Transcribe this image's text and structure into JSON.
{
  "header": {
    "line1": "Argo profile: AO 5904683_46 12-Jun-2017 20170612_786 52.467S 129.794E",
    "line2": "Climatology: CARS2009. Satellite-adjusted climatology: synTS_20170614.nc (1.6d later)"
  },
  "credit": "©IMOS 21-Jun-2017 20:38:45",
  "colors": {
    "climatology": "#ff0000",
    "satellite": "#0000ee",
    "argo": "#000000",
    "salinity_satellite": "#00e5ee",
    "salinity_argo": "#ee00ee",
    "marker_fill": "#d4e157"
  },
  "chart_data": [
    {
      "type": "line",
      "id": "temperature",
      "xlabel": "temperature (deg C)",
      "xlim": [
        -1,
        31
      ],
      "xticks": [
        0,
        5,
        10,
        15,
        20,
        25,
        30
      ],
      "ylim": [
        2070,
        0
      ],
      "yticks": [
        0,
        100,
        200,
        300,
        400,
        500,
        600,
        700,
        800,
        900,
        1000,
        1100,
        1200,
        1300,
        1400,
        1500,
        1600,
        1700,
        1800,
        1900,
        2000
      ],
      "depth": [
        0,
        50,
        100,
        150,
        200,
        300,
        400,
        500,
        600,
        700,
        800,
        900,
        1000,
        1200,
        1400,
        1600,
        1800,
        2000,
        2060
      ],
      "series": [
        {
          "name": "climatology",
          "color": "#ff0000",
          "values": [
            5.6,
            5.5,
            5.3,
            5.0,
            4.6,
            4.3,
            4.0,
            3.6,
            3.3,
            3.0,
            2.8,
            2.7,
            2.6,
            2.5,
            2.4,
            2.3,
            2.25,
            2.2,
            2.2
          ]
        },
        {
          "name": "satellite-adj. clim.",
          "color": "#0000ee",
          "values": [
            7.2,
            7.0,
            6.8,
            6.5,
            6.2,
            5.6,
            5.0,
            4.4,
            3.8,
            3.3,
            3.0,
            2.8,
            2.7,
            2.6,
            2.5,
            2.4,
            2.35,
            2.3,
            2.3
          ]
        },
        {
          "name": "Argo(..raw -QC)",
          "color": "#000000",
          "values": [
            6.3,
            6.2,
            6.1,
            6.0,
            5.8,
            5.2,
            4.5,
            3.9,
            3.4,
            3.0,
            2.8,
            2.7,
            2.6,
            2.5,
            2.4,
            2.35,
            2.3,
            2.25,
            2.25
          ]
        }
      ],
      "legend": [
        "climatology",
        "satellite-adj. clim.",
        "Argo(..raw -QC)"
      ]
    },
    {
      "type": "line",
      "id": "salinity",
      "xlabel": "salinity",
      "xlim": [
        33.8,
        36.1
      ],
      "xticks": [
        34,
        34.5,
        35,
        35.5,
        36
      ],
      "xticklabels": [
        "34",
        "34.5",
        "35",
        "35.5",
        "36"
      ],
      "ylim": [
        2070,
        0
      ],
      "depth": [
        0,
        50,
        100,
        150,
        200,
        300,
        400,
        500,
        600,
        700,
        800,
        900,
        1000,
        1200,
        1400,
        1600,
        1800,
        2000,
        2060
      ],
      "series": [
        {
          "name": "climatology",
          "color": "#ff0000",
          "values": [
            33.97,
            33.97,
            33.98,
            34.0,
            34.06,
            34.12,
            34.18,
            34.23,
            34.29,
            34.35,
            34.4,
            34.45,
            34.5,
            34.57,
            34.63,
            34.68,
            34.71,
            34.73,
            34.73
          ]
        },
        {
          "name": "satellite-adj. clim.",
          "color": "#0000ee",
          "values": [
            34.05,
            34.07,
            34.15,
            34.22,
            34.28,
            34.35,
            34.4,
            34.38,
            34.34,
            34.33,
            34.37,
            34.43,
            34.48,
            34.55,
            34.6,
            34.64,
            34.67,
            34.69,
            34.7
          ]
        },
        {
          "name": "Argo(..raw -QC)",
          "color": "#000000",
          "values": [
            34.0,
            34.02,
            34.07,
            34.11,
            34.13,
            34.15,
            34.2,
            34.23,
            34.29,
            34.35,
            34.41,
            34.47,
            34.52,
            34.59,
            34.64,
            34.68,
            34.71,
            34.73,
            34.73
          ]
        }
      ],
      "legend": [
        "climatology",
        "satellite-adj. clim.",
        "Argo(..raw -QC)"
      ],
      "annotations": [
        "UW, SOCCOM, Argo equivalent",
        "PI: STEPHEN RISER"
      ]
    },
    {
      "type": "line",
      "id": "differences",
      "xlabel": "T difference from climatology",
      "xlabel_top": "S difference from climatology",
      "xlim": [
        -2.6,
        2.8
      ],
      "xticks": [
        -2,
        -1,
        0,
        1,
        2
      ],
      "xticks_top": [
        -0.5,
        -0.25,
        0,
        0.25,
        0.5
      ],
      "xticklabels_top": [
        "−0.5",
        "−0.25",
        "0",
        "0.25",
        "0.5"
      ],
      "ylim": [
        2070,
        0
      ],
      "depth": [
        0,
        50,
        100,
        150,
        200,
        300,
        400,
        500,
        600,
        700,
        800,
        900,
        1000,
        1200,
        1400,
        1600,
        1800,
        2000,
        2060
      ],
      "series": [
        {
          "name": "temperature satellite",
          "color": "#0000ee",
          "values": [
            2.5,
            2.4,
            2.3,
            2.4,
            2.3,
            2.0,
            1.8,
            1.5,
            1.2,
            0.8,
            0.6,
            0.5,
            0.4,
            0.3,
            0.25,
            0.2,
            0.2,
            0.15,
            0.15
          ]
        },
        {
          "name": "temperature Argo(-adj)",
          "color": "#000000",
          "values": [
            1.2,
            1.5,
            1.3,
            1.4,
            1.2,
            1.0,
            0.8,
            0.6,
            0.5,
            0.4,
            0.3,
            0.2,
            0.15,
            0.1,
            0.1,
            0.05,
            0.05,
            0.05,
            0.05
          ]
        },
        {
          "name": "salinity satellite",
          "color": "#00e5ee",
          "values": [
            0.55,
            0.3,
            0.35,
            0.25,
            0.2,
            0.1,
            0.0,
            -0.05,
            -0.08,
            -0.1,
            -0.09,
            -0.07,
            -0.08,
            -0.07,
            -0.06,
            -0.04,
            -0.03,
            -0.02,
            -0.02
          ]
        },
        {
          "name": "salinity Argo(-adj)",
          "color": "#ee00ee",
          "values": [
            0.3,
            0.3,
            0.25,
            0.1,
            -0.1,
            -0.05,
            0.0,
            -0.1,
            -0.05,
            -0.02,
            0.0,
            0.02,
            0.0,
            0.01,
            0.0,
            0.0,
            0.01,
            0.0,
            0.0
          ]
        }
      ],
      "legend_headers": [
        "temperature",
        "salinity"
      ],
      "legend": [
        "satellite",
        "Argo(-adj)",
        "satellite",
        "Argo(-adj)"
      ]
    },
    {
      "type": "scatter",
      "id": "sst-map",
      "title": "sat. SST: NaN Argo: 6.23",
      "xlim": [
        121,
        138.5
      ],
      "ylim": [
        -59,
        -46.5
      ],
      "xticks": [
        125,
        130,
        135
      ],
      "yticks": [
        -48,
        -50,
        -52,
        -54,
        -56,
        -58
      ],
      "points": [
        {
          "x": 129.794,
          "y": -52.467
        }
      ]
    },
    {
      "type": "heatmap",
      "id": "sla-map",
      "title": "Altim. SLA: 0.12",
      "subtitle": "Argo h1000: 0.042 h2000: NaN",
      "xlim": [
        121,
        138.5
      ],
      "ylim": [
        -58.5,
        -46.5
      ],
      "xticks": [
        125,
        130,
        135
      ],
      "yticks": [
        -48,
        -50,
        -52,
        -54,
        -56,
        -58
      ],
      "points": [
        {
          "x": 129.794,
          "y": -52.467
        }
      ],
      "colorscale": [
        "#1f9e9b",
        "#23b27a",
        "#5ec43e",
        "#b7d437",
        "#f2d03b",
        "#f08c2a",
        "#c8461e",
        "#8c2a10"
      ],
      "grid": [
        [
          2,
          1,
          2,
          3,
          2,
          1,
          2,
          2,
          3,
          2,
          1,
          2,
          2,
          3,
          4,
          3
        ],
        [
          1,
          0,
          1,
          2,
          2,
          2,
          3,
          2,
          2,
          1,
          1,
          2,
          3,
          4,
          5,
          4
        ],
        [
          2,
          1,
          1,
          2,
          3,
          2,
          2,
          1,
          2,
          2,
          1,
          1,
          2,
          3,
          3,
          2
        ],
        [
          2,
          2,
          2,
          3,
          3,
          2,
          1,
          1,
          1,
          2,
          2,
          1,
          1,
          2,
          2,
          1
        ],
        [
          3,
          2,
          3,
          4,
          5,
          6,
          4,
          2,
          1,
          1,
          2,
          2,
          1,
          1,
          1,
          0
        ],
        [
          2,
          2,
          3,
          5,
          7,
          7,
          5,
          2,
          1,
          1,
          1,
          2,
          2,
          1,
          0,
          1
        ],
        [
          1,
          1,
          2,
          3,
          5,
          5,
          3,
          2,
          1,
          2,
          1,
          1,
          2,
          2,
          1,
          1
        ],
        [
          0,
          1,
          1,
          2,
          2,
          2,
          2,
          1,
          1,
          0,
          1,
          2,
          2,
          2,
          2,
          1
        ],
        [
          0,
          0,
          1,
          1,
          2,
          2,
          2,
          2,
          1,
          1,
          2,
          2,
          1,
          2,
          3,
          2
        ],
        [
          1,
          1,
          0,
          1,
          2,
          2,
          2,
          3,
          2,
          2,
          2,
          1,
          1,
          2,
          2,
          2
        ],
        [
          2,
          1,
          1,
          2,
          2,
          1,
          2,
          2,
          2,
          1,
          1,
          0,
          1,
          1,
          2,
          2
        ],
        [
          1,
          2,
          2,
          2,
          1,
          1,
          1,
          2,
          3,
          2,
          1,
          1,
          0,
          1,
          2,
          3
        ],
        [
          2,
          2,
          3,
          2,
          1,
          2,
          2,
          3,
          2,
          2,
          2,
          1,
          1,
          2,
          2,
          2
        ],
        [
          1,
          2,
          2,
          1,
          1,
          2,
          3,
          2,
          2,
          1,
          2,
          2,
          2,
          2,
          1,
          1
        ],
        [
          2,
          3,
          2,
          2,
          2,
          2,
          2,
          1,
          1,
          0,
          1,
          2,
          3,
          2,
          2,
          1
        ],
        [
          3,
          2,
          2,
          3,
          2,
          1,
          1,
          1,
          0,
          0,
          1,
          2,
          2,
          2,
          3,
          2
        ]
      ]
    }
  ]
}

## TASK DIRECTIONS
Determine how many lines in the data above contain the string "climatology". Give nothing except the number.

## TASK OUTPUT
8